• _Article_:
= = = = = = =
Historic Resonances

I have been taking Ken Ford’s history class at Clouds and we have been studying the book, “A Concise History of Buddhism” by Andrew Skilton.  Certain facts have struck me as very contemporary.  Finding things in history that are very similar to the current issues in American Buddhism, I find very consoling.  It’s not that we have a misunderstanding of Buddhism and its issues but that these problems have a long-standing tradition of being difficult or divisive.  Here is some of the information that I found resonated with contemporary problems.

Precept Recitation
The development of Sangha happened after the Buddha died when disciples may or may not have had direct contact with the person Shakyamuni Buddha.  Because disciples now learned the dharma from other people, the founders added the idea of Sangha as being part of the triple treasure.   In these early years, the sangha congealed by having bi-monthly meetings where they had a formal recitation of the precepts, the vinaya and confession. Otherwise they were independent wandering monks.  This has supported my feelings that our monthly precept recitation is very important and one of the centerpieces of a contemporary non-monastic sangha.

Urban and country centers
The early sanghas began making buildings.  I found it very interesting that there were two types of meeting places for the monks.  An Avasas was a building built for the sangha in the country to live in.  An Aramas was a building built by the laypeople in the city to help ease the collection of alms for the monks.   From the very beginning of our history, there were urban lay oriented centers, and monastic living quarters in the country.  During this time there was a great change in style from wandering monks to monastics.

Diversity in Doctrine.
= = = = = = =
• _Written problem_: Copy out the entire post on historic resonances in Buddhism, word for word.

[Dataset records]
= = = = = = =
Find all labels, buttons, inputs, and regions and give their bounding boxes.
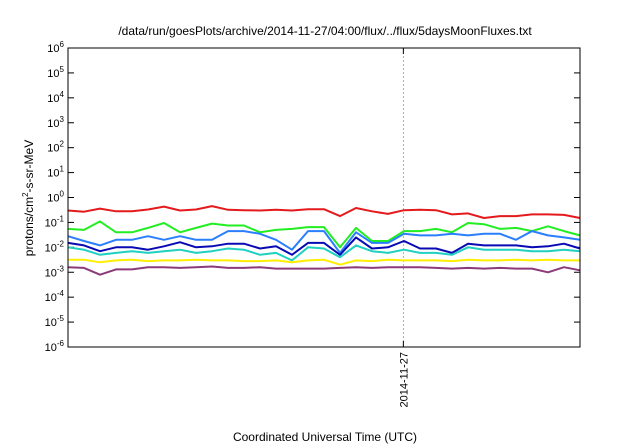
plot-frame: [67, 47, 581, 348]
y-axis-label: protons/cm2-s-sr-MeV: [21, 140, 36, 256]
y-tick-label: 10-4: [45, 289, 65, 304]
series-line-4: [67, 236, 581, 256]
y-tick-label: 102: [47, 140, 64, 155]
y-tick-label: 105: [47, 65, 64, 80]
y-tick-label: 100: [47, 190, 64, 205]
x-tick-label: 2014-11-27: [398, 352, 410, 407]
y-tick-label: 10-6: [45, 339, 65, 354]
series-line-6: [68, 258, 580, 266]
y-tick-label: 104: [47, 90, 64, 105]
series-line-3: [67, 230, 581, 254]
y-tick-label: 10-2: [45, 239, 65, 254]
series-line-1: [67, 205, 581, 219]
y-tick-label: 10-3: [45, 264, 65, 279]
x-axis-label: Coordinated Universal Time (UTC): [233, 430, 417, 444]
y-axis: 10-6 10-5 10-4 10-3 10-2 10-1 100 101 102 103 104 1…: [45, 40, 580, 354]
y-tick-label: 10-1: [45, 214, 65, 229]
y-tick-label: 10-5: [45, 314, 65, 329]
y-tick-label: 101: [47, 165, 64, 180]
plot-area: 10-6 10-5 10-4 10-3 10-2 10-1 100 101 102 103 104 1…: [45, 40, 581, 407]
y-tick-label: 106: [47, 40, 64, 55]
series-line-5: [67, 244, 581, 262]
series-line-7: [67, 265, 581, 276]
series-line-2: [67, 220, 581, 249]
y-tick-label: 103: [47, 115, 64, 130]
chart-title: /data/run/goesPlots/archive/2014-11-27/0…: [118, 24, 532, 38]
series-group: [67, 205, 581, 276]
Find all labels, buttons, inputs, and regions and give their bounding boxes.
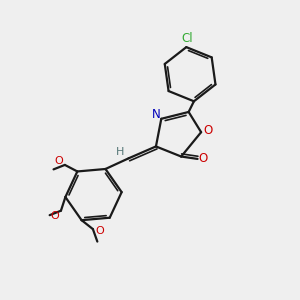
Text: H: H xyxy=(116,147,124,157)
Text: O: O xyxy=(95,226,104,236)
Text: O: O xyxy=(203,124,212,137)
Text: O: O xyxy=(55,156,63,166)
Text: O: O xyxy=(51,211,59,221)
Text: Cl: Cl xyxy=(181,32,193,45)
Text: O: O xyxy=(199,152,208,165)
Text: N: N xyxy=(152,108,160,121)
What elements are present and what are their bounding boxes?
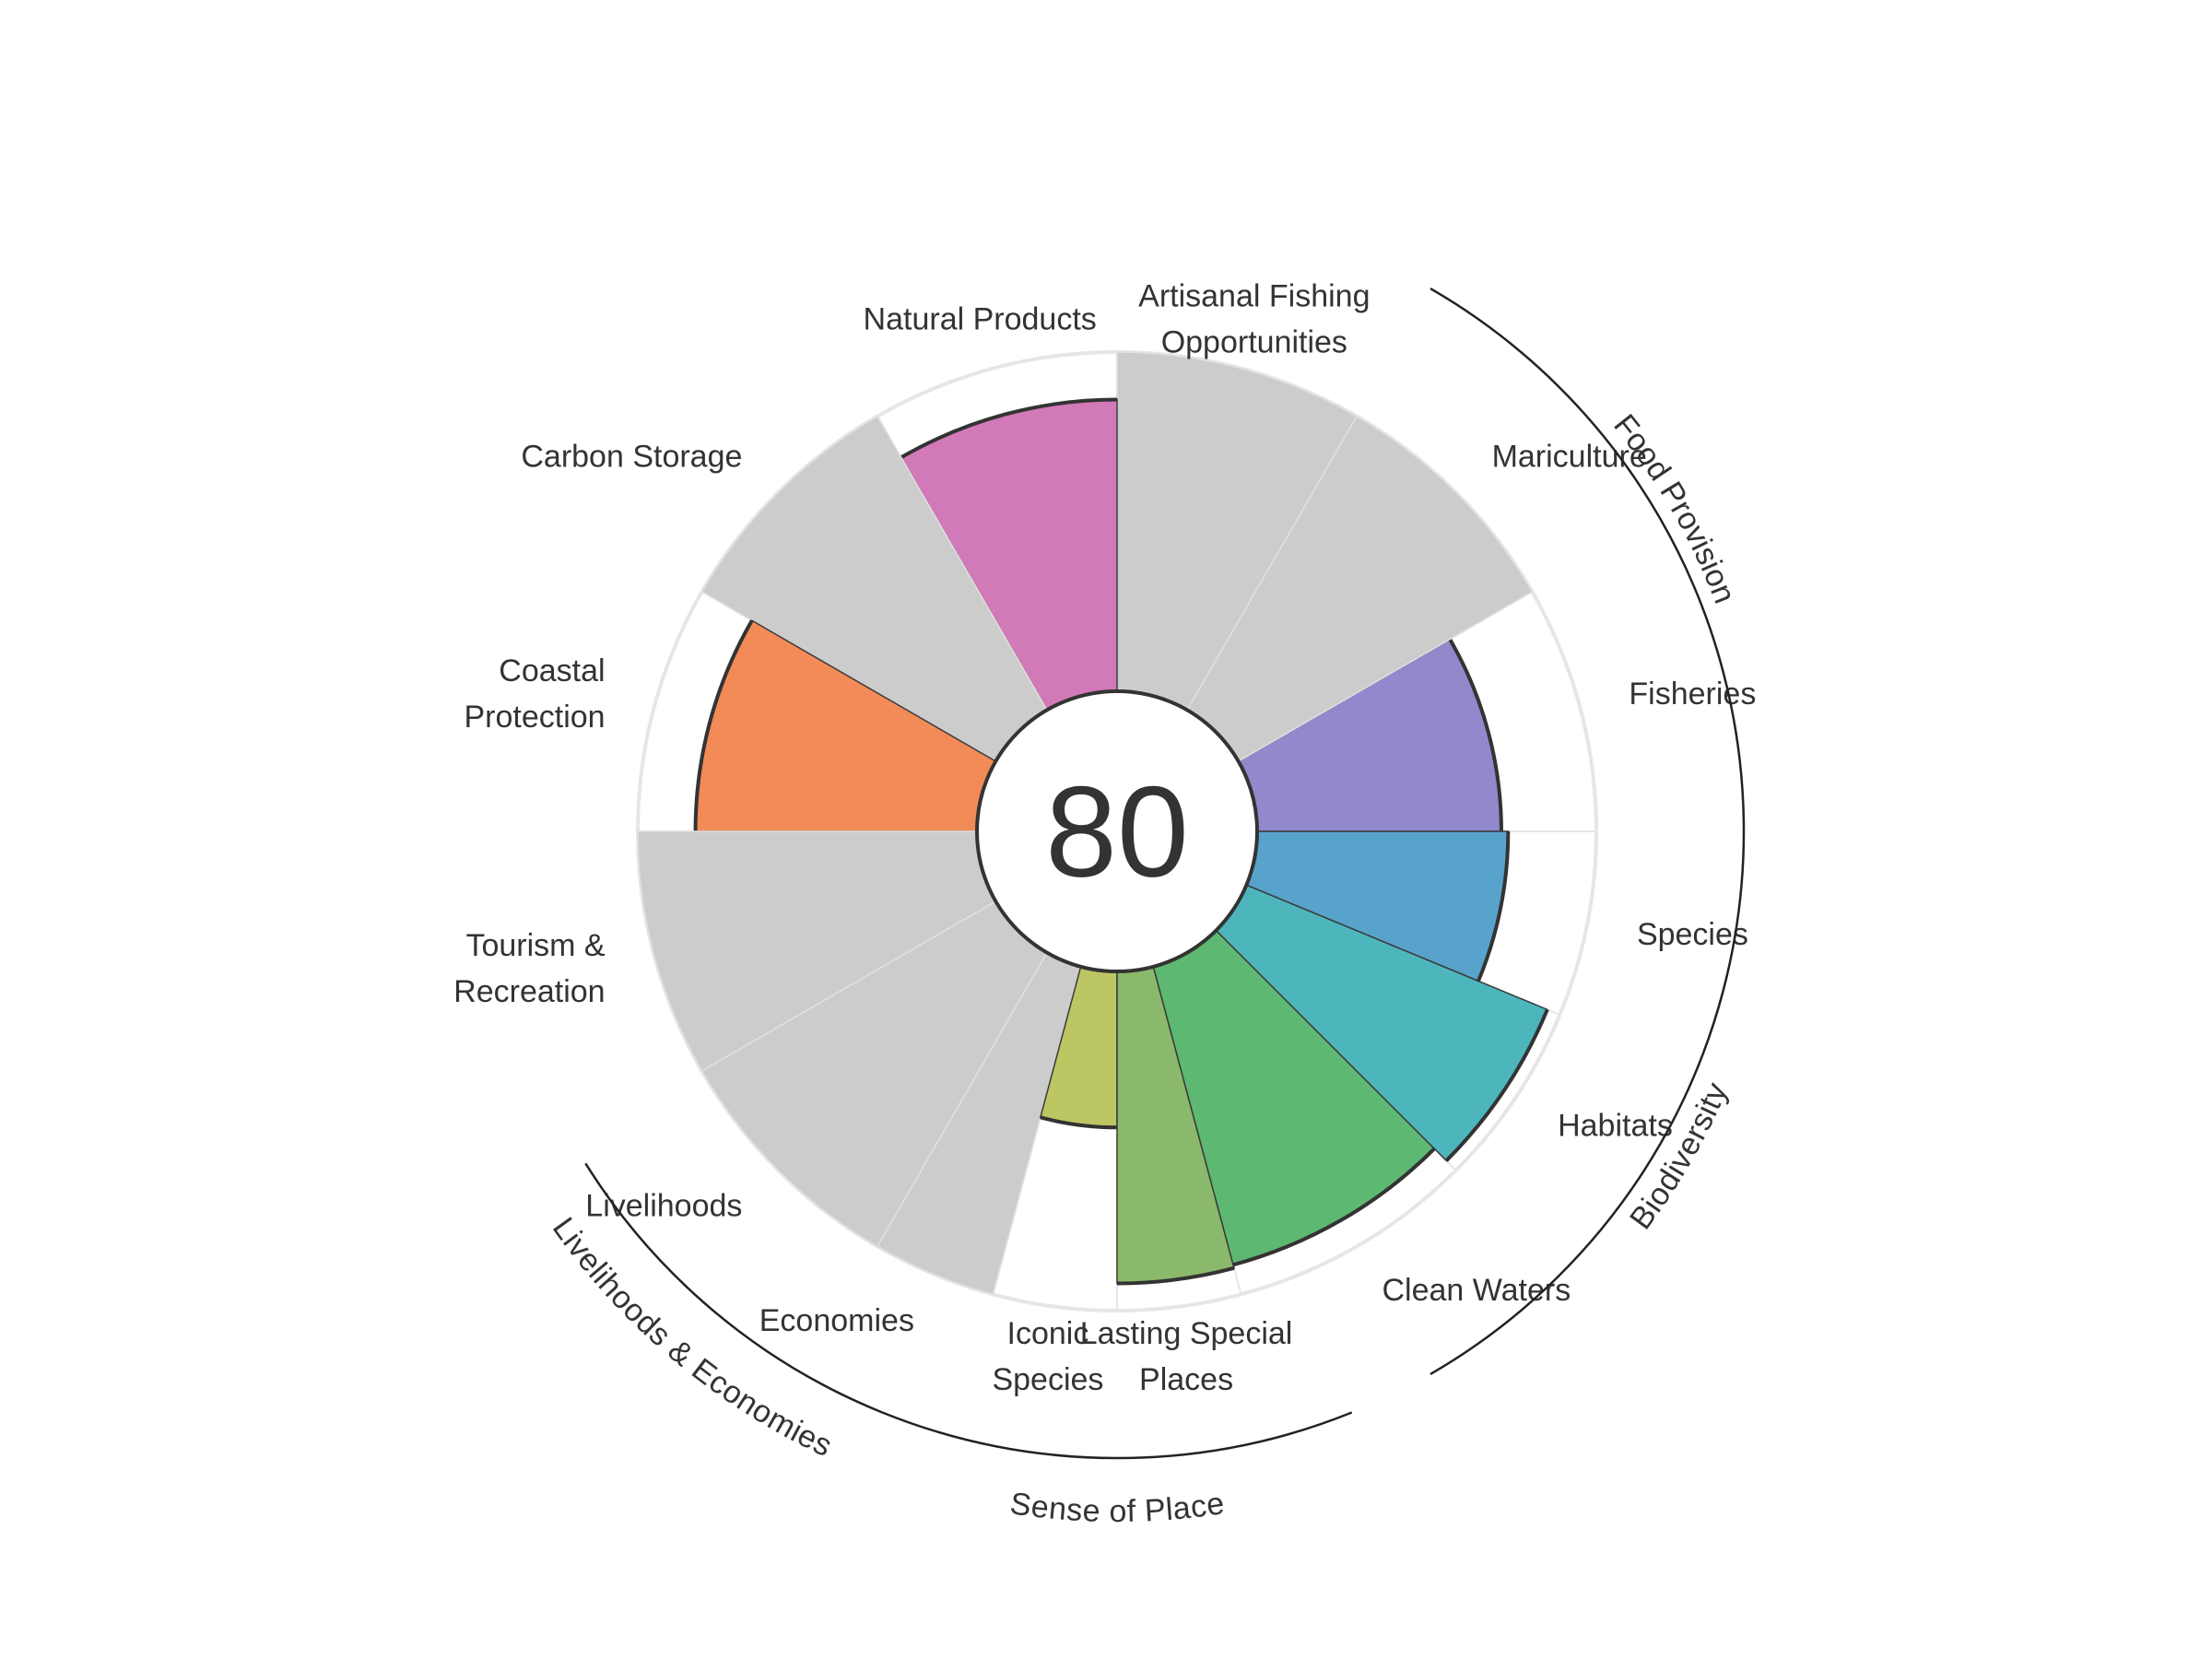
- livelihoods-label-line: Livelihoods: [585, 1189, 742, 1224]
- artisanal_fishing-label-line: Artisanal Fishing: [1138, 279, 1370, 314]
- lasting_special_places-label-line: Lasting Special: [1080, 1316, 1293, 1351]
- habitats-label: Habitats: [1558, 1108, 1673, 1143]
- group-arc: [584, 1162, 883, 1414]
- iconic_species-label: Iconic Species: [992, 1316, 1103, 1397]
- iconic_species-label-line: Species: [992, 1362, 1103, 1397]
- livelihoods-label: Livelihoods: [585, 1189, 742, 1224]
- coastal_protection-petal-edge: [693, 619, 754, 832]
- artisanal_fishing-label-line: Opportunities: [1161, 325, 1347, 360]
- group-arc: [1430, 830, 1746, 1375]
- coastal_protection-label: Coastal Protection: [464, 653, 605, 735]
- clean_waters-petal-edge: [1232, 1147, 1436, 1267]
- mariculture-label-line: Mariculture: [1492, 439, 1647, 474]
- tourism-label-line: Tourism &: [465, 928, 605, 963]
- coastal_protection-label-line: Coastal: [499, 653, 605, 688]
- petal-labels: Fisheries Mariculture Artisanal Fishing Opp…: [453, 279, 1756, 1397]
- natural_products-label: Natural Products: [864, 302, 1097, 337]
- lasting_special_places-petal-edge: [1116, 1265, 1235, 1286]
- fisheries-label-line: Fisheries: [1629, 677, 1756, 712]
- habitats-petal-edge: [1444, 1008, 1549, 1162]
- fisheries-petal-edge: [1448, 638, 1503, 832]
- species-petal-edge: [1477, 830, 1511, 982]
- center-score: 80: [1045, 759, 1189, 904]
- group-label: Sense of Place: [1007, 1486, 1226, 1529]
- coastal_protection-label-line: Protection: [464, 700, 605, 735]
- center-circle: [975, 689, 1259, 973]
- group-label: Biodiversity: [1623, 1077, 1735, 1236]
- carbon_storage-label-line: Carbon Storage: [521, 439, 742, 474]
- carbon_storage-label: Carbon Storage: [521, 439, 742, 474]
- iconic_species-petal-edge: [1040, 1115, 1118, 1130]
- lasting_special_places-label-line: Places: [1139, 1362, 1233, 1397]
- lasting_special_places-label: Lasting Special Places: [1080, 1316, 1293, 1397]
- tourism-label: Tourism & Recreation: [453, 928, 606, 1009]
- artisanal_fishing-label: Artisanal Fishing Opportunities: [1138, 279, 1370, 360]
- economies-label-line: Economies: [759, 1303, 914, 1338]
- group-label: Food Provision: [1606, 408, 1742, 608]
- iconic_species-label-line: Iconic: [1007, 1316, 1089, 1351]
- group-arc: [881, 1411, 1353, 1460]
- economies-label: Economies: [759, 1303, 914, 1338]
- species-label-line: Species: [1637, 917, 1748, 952]
- species-label: Species: [1637, 917, 1748, 952]
- natural_products-petal-edge: [900, 397, 1118, 460]
- tourism-label-line: Recreation: [453, 974, 605, 1009]
- mariculture-label: Mariculture: [1492, 439, 1647, 474]
- petals: [637, 351, 1549, 1296]
- group-arc: [1430, 288, 1746, 832]
- clean_waters-label-line: Clean Waters: [1382, 1273, 1571, 1308]
- clean_waters-label: Clean Waters: [1382, 1273, 1571, 1308]
- habitats-label-line: Habitats: [1558, 1108, 1673, 1143]
- fisheries-label: Fisheries: [1629, 677, 1756, 712]
- natural_products-label-line: Natural Products: [864, 302, 1097, 337]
= = = = = = =
• _Solution_:
Historic Resonances

I have been taking Ken Ford’s history class at Clouds and we have been studying the book, “A Concise History of Buddhism” by Andrew Skilton.  Certain facts have struck me as very contemporary.  Finding things in history that are very similar to the current issues in American Buddhism, I find very consoling.  It’s not that we have a misunderstanding of Buddhism and its issues but that these problems have a long-standing tradition of being difficult or divisive.  Here is some of the information that I found resonated with contemporary problems.

Precept Recitation
The development of Sangha happened after the Buddha died when disciples may or may not have had direct contact with the person Shakyamuni Buddha.  Because disciples now learned the dharma from other people, the founders added the idea of Sangha as being part of the triple treasure.   In these early years, the sangha congealed by having bi-monthly meetings where they had a formal recitation of the precepts, the vinaya and confession. Otherwise they were independent wandering monks.  This has supported my feelings that our monthly precept recitation is very important and one of the centerpieces of a contemporary non-monastic sangha.

Urban and country centers
The early sanghas began making buildings.  I found it very interesting that there were two types of meeting places for the monks.  An Avasas was a building built for the sangha in the country to live in.  An Aramas was a building built by the laypeople in the city to help ease the collection of alms for the monks.   From the very beginning of our history, there were urban lay oriented centers, and monastic living quarters in the country.  During this time there was a great change in style from wandering monks to monastics.

Diversity in Doctrine.